■ **EXCERPTED PASSAGE**:
Any advice from anybody here would be appreciated but I sincerely hope it’s not too late (and that my post is not too poorly worded) to hear from you on this, Adam.

Hi Adam, thank you for writing this article.

I am creating a RTS game and want to use entity-system, but there are some questions confuse me.

Question 1: How to implement space-partition with entitiy-system.

In “component-based OOP”: component is responsible for processing logic and using message passing to coupling module.

For instance, “SpacePartition” is used to improve query performance in AI.
Entity have a PositionComponent which could SetPosition and SendSyncMessage.
SpacePartitionManager subscribe PositionMoveMessage on MessageBus and process entity’s move in SpacePartition.

class PositionComponent
float x, y;
public SetPosition (x, y)
if (this.x!=x && this.y!=y)

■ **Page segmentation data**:

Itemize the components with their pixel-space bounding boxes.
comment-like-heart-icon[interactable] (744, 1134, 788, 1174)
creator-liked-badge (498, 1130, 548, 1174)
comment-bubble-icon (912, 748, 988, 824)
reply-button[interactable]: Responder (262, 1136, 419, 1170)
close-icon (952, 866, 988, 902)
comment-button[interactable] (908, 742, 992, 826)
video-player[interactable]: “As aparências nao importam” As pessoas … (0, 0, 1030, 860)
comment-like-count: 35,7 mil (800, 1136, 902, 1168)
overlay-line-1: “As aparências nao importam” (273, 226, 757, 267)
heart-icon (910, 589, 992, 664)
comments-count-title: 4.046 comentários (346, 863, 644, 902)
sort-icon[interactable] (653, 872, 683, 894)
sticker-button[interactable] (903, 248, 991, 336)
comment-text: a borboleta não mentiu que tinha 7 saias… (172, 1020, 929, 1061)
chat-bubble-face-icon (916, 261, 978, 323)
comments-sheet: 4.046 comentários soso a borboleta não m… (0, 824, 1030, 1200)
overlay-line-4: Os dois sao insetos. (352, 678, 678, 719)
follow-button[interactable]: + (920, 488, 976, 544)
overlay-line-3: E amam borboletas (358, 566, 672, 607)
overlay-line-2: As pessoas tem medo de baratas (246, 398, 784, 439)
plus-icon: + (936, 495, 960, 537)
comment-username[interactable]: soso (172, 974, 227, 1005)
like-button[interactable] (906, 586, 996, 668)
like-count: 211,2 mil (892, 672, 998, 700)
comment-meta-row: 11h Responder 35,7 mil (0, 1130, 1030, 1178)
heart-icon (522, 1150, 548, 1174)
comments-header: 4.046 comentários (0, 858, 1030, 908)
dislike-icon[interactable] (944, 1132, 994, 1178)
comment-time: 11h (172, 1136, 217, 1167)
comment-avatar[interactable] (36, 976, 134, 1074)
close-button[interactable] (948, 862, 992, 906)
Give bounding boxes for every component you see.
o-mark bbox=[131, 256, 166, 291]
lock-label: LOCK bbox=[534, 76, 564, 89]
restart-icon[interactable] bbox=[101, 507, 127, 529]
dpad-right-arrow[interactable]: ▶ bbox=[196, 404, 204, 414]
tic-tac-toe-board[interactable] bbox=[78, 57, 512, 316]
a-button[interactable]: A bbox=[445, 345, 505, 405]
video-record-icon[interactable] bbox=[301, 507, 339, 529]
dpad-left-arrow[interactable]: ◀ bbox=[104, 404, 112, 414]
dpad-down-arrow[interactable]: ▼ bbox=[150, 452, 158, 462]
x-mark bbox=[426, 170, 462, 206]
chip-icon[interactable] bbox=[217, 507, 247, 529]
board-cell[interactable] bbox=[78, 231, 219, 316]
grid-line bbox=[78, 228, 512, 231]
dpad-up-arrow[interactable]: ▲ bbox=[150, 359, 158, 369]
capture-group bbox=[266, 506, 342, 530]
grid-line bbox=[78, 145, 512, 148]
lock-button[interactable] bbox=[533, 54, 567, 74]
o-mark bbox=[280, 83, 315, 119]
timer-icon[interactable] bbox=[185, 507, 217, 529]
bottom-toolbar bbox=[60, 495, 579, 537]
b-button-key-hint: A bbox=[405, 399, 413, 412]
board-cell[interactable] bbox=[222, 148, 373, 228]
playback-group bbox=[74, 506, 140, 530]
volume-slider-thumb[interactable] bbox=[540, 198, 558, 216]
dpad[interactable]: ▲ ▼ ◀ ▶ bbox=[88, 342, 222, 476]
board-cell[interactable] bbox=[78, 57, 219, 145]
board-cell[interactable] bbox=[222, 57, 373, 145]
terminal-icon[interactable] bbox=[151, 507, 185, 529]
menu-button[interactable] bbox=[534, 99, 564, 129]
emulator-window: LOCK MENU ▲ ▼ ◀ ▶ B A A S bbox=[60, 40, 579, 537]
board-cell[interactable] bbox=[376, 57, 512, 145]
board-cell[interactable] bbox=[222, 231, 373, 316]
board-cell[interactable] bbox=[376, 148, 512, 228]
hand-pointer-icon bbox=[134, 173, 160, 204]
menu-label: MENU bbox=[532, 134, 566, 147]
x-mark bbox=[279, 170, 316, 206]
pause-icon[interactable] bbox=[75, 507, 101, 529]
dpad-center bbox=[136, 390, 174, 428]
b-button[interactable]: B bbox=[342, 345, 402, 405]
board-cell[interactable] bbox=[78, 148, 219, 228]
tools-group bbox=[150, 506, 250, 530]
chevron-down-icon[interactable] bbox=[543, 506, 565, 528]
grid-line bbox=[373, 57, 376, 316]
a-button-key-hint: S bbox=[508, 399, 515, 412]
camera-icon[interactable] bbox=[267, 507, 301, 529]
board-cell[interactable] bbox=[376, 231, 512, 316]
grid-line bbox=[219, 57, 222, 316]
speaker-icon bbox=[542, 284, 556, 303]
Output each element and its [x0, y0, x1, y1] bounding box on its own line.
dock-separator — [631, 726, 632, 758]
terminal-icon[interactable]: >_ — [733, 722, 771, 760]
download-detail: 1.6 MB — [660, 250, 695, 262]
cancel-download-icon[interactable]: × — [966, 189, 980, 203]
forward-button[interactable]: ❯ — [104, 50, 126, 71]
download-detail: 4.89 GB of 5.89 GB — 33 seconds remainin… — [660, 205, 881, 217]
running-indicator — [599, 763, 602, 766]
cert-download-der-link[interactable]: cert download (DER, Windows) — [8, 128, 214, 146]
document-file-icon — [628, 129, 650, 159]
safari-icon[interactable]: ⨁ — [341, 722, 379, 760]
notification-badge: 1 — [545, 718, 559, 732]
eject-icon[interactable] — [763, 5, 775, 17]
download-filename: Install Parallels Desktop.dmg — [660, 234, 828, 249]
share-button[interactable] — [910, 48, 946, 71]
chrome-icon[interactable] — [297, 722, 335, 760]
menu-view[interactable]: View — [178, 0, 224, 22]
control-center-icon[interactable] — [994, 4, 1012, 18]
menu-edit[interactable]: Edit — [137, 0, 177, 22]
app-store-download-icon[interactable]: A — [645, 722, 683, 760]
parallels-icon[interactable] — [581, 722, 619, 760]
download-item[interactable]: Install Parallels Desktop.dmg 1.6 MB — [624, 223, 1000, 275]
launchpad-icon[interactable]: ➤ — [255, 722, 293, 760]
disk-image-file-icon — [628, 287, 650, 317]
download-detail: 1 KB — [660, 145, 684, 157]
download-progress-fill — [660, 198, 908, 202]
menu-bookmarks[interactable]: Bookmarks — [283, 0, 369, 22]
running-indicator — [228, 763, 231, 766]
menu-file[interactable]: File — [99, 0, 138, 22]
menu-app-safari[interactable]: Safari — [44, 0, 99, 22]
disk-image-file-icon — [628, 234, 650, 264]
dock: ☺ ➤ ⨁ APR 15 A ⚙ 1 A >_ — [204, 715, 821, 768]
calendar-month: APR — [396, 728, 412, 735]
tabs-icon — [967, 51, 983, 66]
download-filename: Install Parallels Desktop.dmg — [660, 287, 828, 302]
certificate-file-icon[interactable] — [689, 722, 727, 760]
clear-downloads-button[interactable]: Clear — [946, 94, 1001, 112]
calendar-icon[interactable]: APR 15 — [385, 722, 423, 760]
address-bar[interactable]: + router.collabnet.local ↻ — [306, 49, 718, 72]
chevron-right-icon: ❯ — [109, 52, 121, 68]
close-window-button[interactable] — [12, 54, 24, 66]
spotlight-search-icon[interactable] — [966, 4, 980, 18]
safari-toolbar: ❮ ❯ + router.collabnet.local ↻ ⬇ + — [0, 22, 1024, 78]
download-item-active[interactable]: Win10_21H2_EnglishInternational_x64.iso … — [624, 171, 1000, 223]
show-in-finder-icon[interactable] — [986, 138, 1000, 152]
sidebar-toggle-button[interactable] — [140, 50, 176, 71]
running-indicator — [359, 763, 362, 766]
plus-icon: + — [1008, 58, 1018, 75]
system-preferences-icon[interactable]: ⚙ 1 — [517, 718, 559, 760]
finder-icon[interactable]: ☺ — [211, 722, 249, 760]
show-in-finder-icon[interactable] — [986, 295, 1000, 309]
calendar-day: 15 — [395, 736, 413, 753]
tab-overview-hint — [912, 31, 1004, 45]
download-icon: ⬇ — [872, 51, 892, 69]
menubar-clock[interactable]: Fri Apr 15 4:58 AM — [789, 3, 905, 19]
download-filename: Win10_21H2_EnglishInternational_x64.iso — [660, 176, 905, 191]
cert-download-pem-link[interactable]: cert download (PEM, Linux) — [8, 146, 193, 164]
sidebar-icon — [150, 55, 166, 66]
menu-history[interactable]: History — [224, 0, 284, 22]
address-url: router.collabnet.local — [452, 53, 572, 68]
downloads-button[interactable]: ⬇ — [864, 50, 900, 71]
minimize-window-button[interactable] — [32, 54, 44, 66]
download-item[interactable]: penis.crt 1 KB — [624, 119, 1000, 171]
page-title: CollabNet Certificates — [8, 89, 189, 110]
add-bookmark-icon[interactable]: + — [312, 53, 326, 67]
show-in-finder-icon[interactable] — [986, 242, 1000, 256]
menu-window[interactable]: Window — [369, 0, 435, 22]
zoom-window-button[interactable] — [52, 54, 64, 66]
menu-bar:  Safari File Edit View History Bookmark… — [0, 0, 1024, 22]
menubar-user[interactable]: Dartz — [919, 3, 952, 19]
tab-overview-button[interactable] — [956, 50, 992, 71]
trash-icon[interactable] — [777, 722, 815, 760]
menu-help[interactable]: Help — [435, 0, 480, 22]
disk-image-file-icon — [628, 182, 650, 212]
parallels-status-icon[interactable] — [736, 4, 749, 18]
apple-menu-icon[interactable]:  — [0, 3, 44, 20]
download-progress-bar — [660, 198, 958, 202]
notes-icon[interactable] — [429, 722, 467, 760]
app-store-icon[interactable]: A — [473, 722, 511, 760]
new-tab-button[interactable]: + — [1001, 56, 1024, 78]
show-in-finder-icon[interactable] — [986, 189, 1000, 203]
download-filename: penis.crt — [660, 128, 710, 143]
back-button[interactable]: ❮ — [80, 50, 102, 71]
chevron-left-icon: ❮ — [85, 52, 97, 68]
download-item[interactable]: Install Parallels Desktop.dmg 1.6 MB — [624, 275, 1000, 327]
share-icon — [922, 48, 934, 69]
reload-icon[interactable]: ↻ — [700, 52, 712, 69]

■ **TASKS**:
(1) What kind of game is the writer of the entity-system comment creating?
(2) In the entity-system comment, why does SpacePartitionManager subscribe to PositionMoveMessage on the MessageBus?
(3) Continue the entity-system comment from where it stops.

■ **ANSWERS**:
(1) An RTS game.

(2) It subscribes so that it can process an entity's move in the SpacePartition. In the component-based OOP approach the comment describes, components handle logic and couple modules through message passing.

(3)
x=y; y=y;
MessageBus.SendSyncMessage(new PositionMoveMessage(entID, x, y));

class SpacePartitionManager
void HandleMessage (PositionMoveMessage msg)
SpacePartition.Move(msg.entID, msg.x, msg.y); //change data in SpacePartition struct

Since using the message passing, SpacePartitionManager don’t care who changed position.
(NB: entity’s position may be operated by physics, navigation, or other user customized behaviors which like “teleport”)

In “entitiy-system”, we could not use message passing in component (OOP concept!), component are DATA only!

So we must make SpacePartitionManager become a component (SpacePartitionComponent, it has only one entity in world) which include all entity’s space partition info,
and call SpacePartitionComponent.SpacePartition.Move in all “moving-systems”. (which like: PhysicsSystem, FlyNavigationSystem, CrawlNavigationSystem, VehicleNavigationSystem, TeleportSystem, WanderSystem, etc)
That’s very inconvenient, because it means all “moving-systems” will depend on SpacePartitionComponent, but in concept “moving-systems” shouldn’t depend on SpacePartitionComponent. (SpacePartitionComponent only a optimization)

Question 2: Can I use OOP to implement system in ES?

case 1: Can I use message passing(sync callback or async queue) in the systems? (Not entity and component!)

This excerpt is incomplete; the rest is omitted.